# [Set exercise]
Show all lines that include the string "маңдайы"; copy each one.

# [Supplied data]
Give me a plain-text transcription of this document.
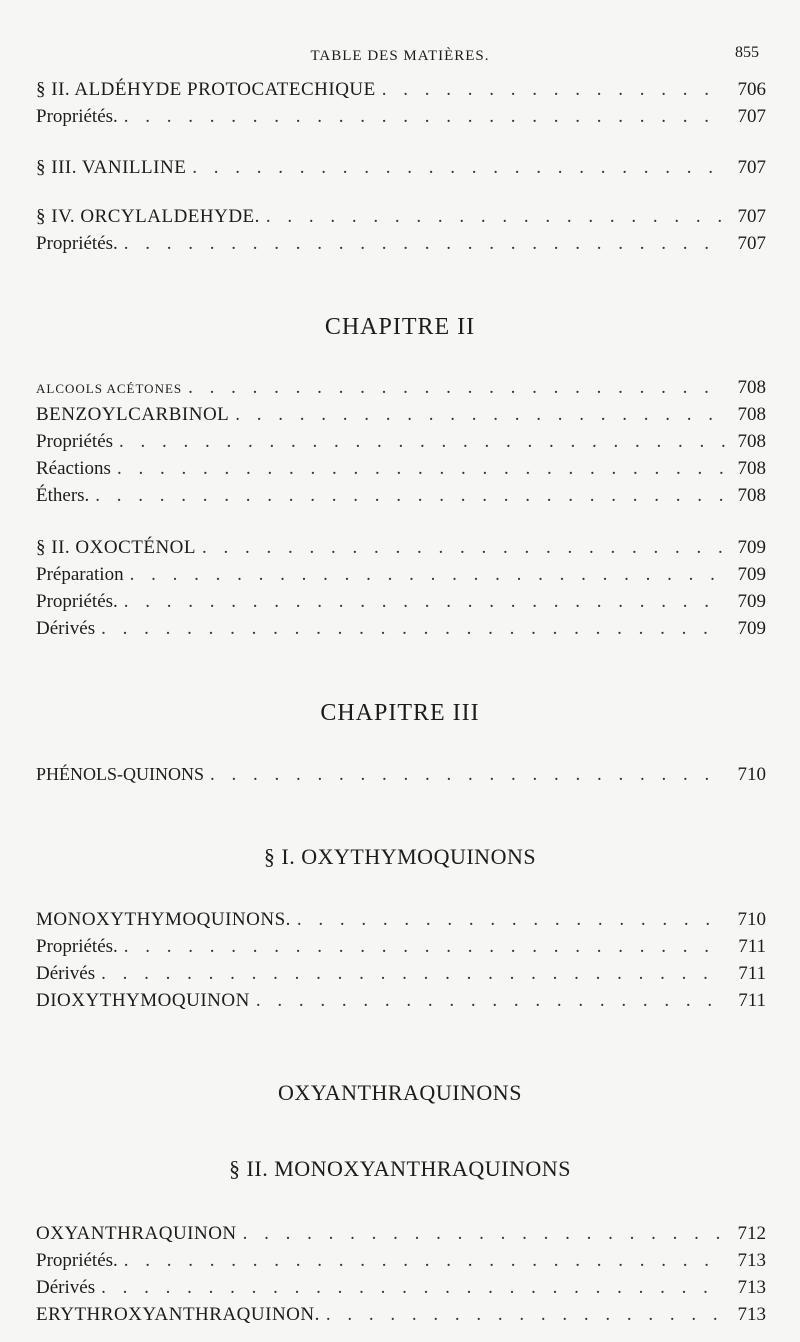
TABLE DES MATIÈRES.	855
§ II. ALDÉHYDE PROTOCATECHIQUE . . .	706
Propriétés. . . .	707
§ III. VANILLINE . . .	707
§ IV. ORCYLALDEHYDE. . . .	707
Propriétés. . . .	707
CHAPITRE II
ALCOOLS ACÉTONES . . .	708
BENZOYLCARBINOL . . .	708
Propriétés . . .	708
Réactions . . .	708
Éthers. . . .	708
§ II. OXOCTÉNOL . . .	709
Préparation . . .	709
Propriétés. . . .	709
Dérivés . . .	709
CHAPITRE III
PHÉNOLS-QUINONS . . .	710
§ I. OXYTHYMOQUINONS
MONOXYTHYMOQUINONS. . . .	710
Propriétés. . . .	711
Dérivés . . .	711
DIOXYTHYMOQUINON . . .	711
OXYANTHRAQUINONS
§ II. MONOXYANTHRAQUINONS
OXYANTHRAQUINON . . .	712
Propriétés. . . .	713
Dérivés . . .	713
ERYTHROXYANTHRAQUINON. . . .	713
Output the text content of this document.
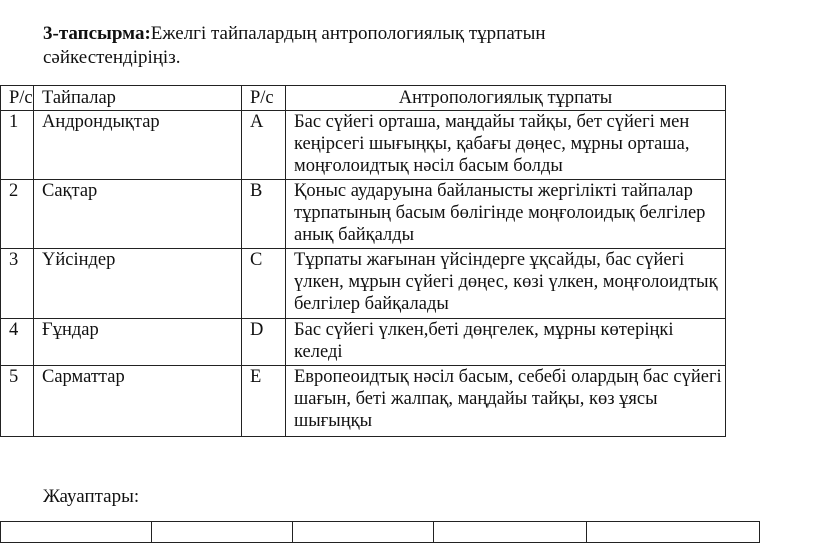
3-тапсырма:Ежелгі тайпалардың антропологиялық тұрпатын сәйкестендіріңіз.
Р/с	Тайпалар	Р/с	Антропологиялық тұрпаты
1	Андрондықтар	A	Бас сүйегі орташа, маңдайы тайқы, бет сүйегі мен кеңірсегі шығыңқы, қабағы дөңес, мұрны орташа, моңғолоидтық нәсіл басым болды
2	Сақтар	B	Қоныс аударуына байланысты жергілікті тайпалар тұрпатының басым бөлігінде моңғолоидық белгілер анық байқалды
3	Үйсіндер	C	Тұрпаты жағынан үйсіндерге ұқсайды, бас сүйегі үлкен, мұрын сүйегі дөңес, көзі үлкен, моңғолоидтық белгілер байқалады
4	Ғұндар	D	Бас сүйегі үлкен,беті дөңгелек, мұрны көтеріңкі келеді
5	Сарматтар	E	Европеоидтық нәсіл басым, себебі олардың бас сүйегі шағын, беті жалпақ, маңдайы тайқы, көз ұясы шығыңқы
Жауаптары:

# [Response to this exercise]
1	Андрондықтар	A	Бас сүйегі орташа, маңдайы тайқы, бет сүйегі мен кеңірсегі шығыңқы, қабағы дөңес, мұрны орташа, моңғолоидтық нәсіл басым болды
5	Сарматтар	E	Европеоидтық нәсіл басым, себебі олардың бас сүйегі шағын, беті жалпақ, маңдайы тайқы, көз ұясы шығыңқы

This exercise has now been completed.